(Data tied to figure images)
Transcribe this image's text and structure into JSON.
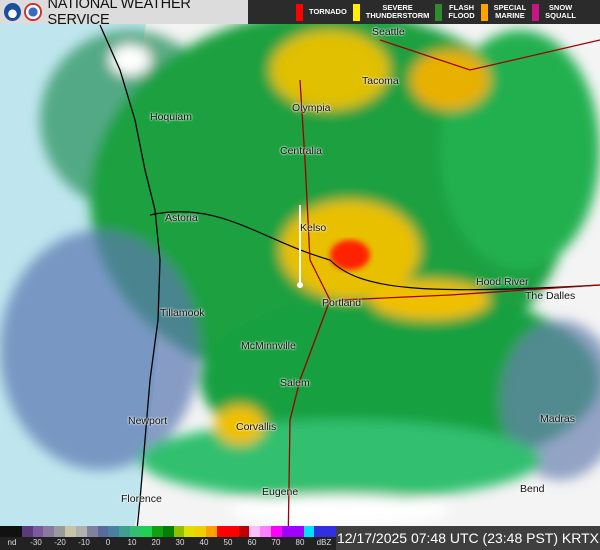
{
  "header": {
    "title": "NATIONAL WEATHER SERVICE",
    "warnings": [
      {
        "label": "TORNADO",
        "color": "#ff0000"
      },
      {
        "label": "SEVERE\nTHUNDERSTORM",
        "color": "#ffee00"
      },
      {
        "label": "FLASH\nFLOOD",
        "color": "#2e8b2e"
      },
      {
        "label": "SPECIAL\nMARINE",
        "color": "#ffa500"
      },
      {
        "label": "SNOW\nSQUALL",
        "color": "#c71585"
      }
    ]
  },
  "cities": [
    "Seattle",
    "Tacoma",
    "Olympia",
    "Hoquiam",
    "Centralia",
    "Astoria",
    "Kelso",
    "Hood River",
    "The Dalles",
    "Tillamook",
    "Portland",
    "McMinnville",
    "Salem",
    "Newport",
    "Corvallis",
    "Madras",
    "Eugene",
    "Florence",
    "Bend"
  ],
  "legend": {
    "ticks": [
      "nd",
      "-30",
      "-20",
      "-10",
      "0",
      "10",
      "20",
      "30",
      "40",
      "50",
      "60",
      "70",
      "80",
      "dBZ"
    ],
    "colors": [
      "#111111",
      "#111111",
      "#5a3a7a",
      "#7a5a9a",
      "#8a7aa0",
      "#9a9a9a",
      "#c8c4a8",
      "#b0b0b0",
      "#8080a0",
      "#5a6aa0",
      "#4a80a0",
      "#40a090",
      "#30c070",
      "#20d050",
      "#10a010",
      "#008000",
      "#90c000",
      "#e0e000",
      "#f0d000",
      "#ffa000",
      "#ff0000",
      "#ff0000",
      "#c00000",
      "#ffc0ff",
      "#ff80ff",
      "#ff00ff",
      "#a000ff",
      "#a000ff",
      "#00e0ff",
      "#3030e0",
      "#3030e0"
    ]
  },
  "footer": {
    "timestamp": "12/17/2025 07:48 UTC (23:48 PST)",
    "station": "KRTX"
  }
}
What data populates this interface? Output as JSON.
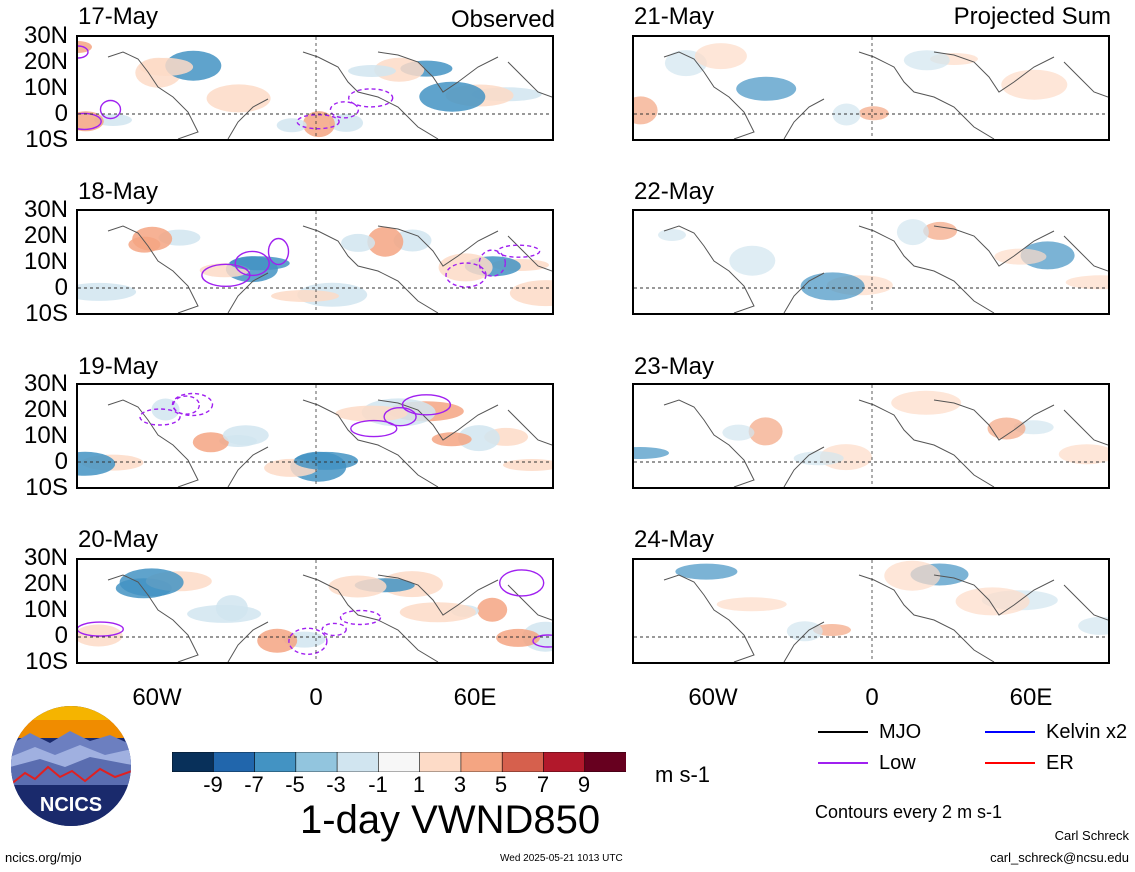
{
  "left_header": "Observed",
  "right_header": "Projected Sum",
  "observed_dates": [
    "17-May",
    "18-May",
    "19-May",
    "20-May"
  ],
  "projected_dates": [
    "21-May",
    "22-May",
    "23-May",
    "24-May"
  ],
  "lat_labels": [
    "30N",
    "20N",
    "10N",
    "0",
    "10S"
  ],
  "lon_labels": [
    "60W",
    "0",
    "60E"
  ],
  "colorbar": {
    "ticks": [
      "-9",
      "-7",
      "-5",
      "-3",
      "-1",
      "1",
      "3",
      "5",
      "7",
      "9"
    ],
    "colors": [
      "#08305a",
      "#2166ac",
      "#4393c3",
      "#92c5de",
      "#d1e5f0",
      "#f7f7f7",
      "#fddbc7",
      "#f4a582",
      "#d6604d",
      "#b2182b",
      "#67001f"
    ],
    "unit": "m s-1"
  },
  "title": "1-day VWND850",
  "legend": {
    "items": [
      {
        "label": "MJO",
        "color": "#000000"
      },
      {
        "label": "Kelvin x2",
        "color": "#0000ff"
      },
      {
        "label": "Low",
        "color": "#a020f0"
      },
      {
        "label": "ER",
        "color": "#ff0000"
      }
    ],
    "note": "Contours every 2 m s-1"
  },
  "author": "Carl Schreck",
  "email": "carl_schreck@ncsu.edu",
  "site": "ncics.org/mjo",
  "timestamp": "Wed 2025-05-21 1013 UTC",
  "logo_text": "NCICS"
}
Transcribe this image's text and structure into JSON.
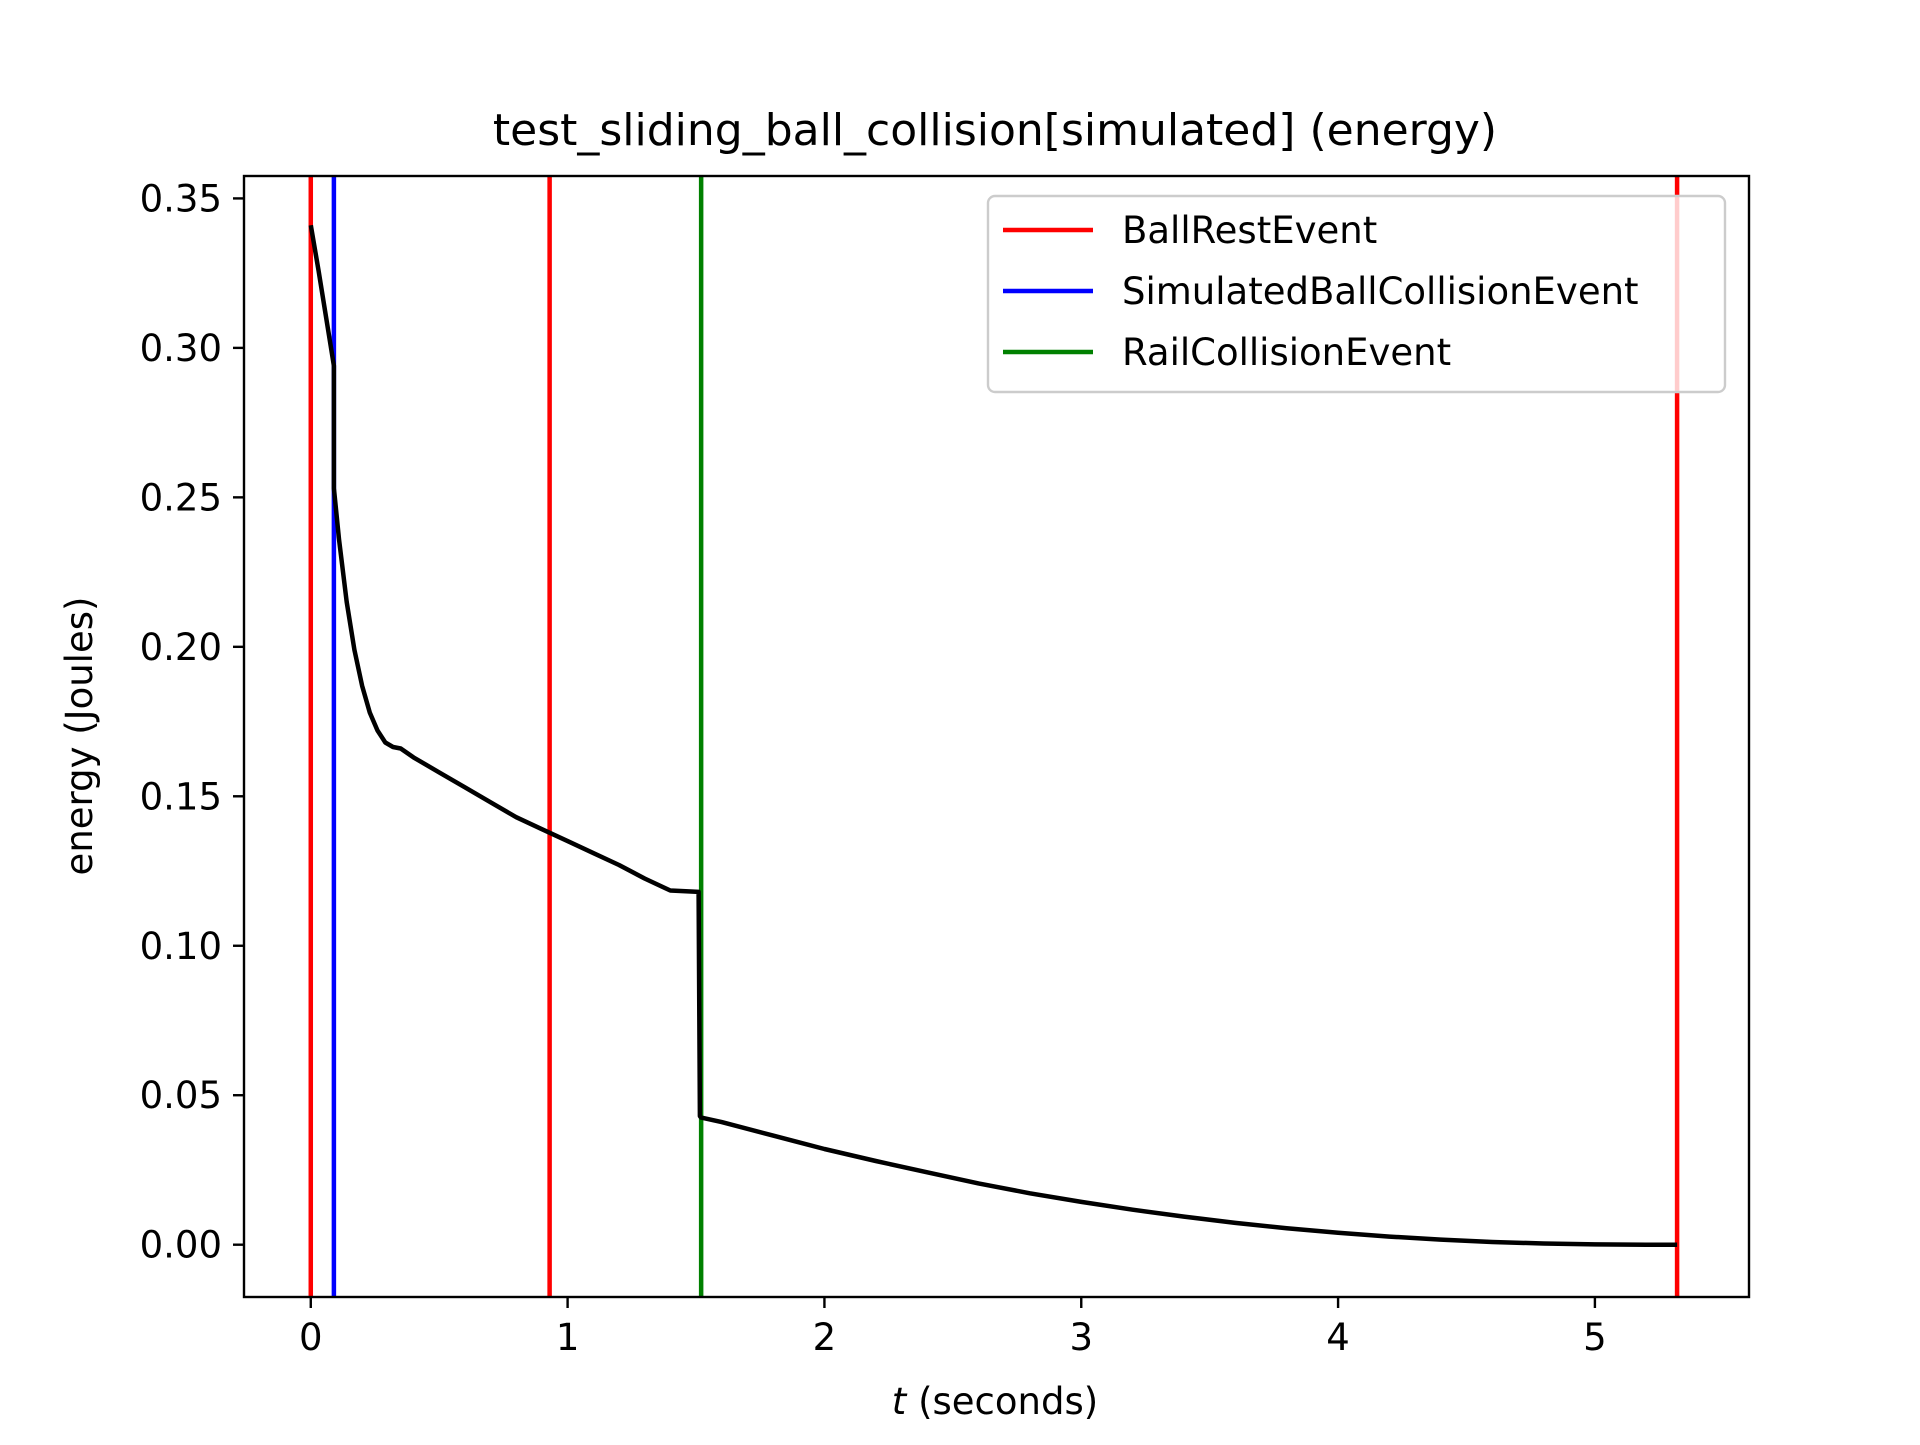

**Do this:** Leave the pictures out and write out every entry exactly as given.

**Written answer:**
Transcribe this image's text and structure into JSON.
{
  "header": {
    "title": "NATIONAL WEATHER SERVICE",
    "warnings": [
      {
        "label": "TORNADO",
        "color": "#ff0000"
      },
      {
        "label": "SEVERE\nTHUNDERSTORM",
        "color": "#ffee00"
      },
      {
        "label": "FLASH\nFLOOD",
        "color": "#2e8b2e"
      },
      {
        "label": "SPECIAL\nMARINE",
        "color": "#ffa500"
      },
      {
        "label": "SNOW\nSQUALL",
        "color": "#c71585"
      }
    ]
  },
  "cities": [
    "Seattle",
    "Tacoma",
    "Olympia",
    "Hoquiam",
    "Centralia",
    "Astoria",
    "Kelso",
    "Hood River",
    "The Dalles",
    "Tillamook",
    "Portland",
    "McMinnville",
    "Salem",
    "Newport",
    "Corvallis",
    "Madras",
    "Eugene",
    "Florence",
    "Bend"
  ],
  "legend": {
    "ticks": [
      "nd",
      "-30",
      "-20",
      "-10",
      "0",
      "10",
      "20",
      "30",
      "40",
      "50",
      "60",
      "70",
      "80",
      "dBZ"
    ],
    "colors": [
      "#111111",
      "#111111",
      "#5a3a7a",
      "#7a5a9a",
      "#8a7aa0",
      "#9a9a9a",
      "#c8c4a8",
      "#b0b0b0",
      "#8080a0",
      "#5a6aa0",
      "#4a80a0",
      "#40a090",
      "#30c070",
      "#20d050",
      "#10a010",
      "#008000",
      "#90c000",
      "#e0e000",
      "#f0d000",
      "#ffa000",
      "#ff0000",
      "#ff0000",
      "#c00000",
      "#ffc0ff",
      "#ff80ff",
      "#ff00ff",
      "#a000ff",
      "#a000ff",
      "#00e0ff",
      "#3030e0",
      "#3030e0"
    ]
  },
  "footer": {
    "timestamp": "12/17/2025 07:48 UTC (23:48 PST)",
    "station": "KRTX"
  }
}
What data populates this interface? Output as JSON.
{
  "left_header": "Observed",
  "right_header": "Projected Sum",
  "observed_dates": [
    "17-May",
    "18-May",
    "19-May",
    "20-May"
  ],
  "projected_dates": [
    "21-May",
    "22-May",
    "23-May",
    "24-May"
  ],
  "lat_labels": [
    "30N",
    "20N",
    "10N",
    "0",
    "10S"
  ],
  "lon_labels": [
    "60W",
    "0",
    "60E"
  ],
  "colorbar": {
    "ticks": [
      "-9",
      "-7",
      "-5",
      "-3",
      "-1",
      "1",
      "3",
      "5",
      "7",
      "9"
    ],
    "colors": [
      "#08305a",
      "#2166ac",
      "#4393c3",
      "#92c5de",
      "#d1e5f0",
      "#f7f7f7",
      "#fddbc7",
      "#f4a582",
      "#d6604d",
      "#b2182b",
      "#67001f"
    ],
    "unit": "m s-1"
  },
  "title": "1-day VWND850",
  "legend": {
    "items": [
      {
        "label": "MJO",
        "color": "#000000"
      },
      {
        "label": "Kelvin x2",
        "color": "#0000ff"
      },
      {
        "label": "Low",
        "color": "#a020f0"
      },
      {
        "label": "ER",
        "color": "#ff0000"
      }
    ],
    "note": "Contours every 2 m s-1"
  },
  "author": "Carl Schreck",
  "email": "carl_schreck@ncsu.edu",
  "site": "ncics.org/mjo",
  "timestamp": "Wed 2025-05-21 1013 UTC",
  "logo_text": "NCICS"
}
Transcribe this image's text and structure into JSON.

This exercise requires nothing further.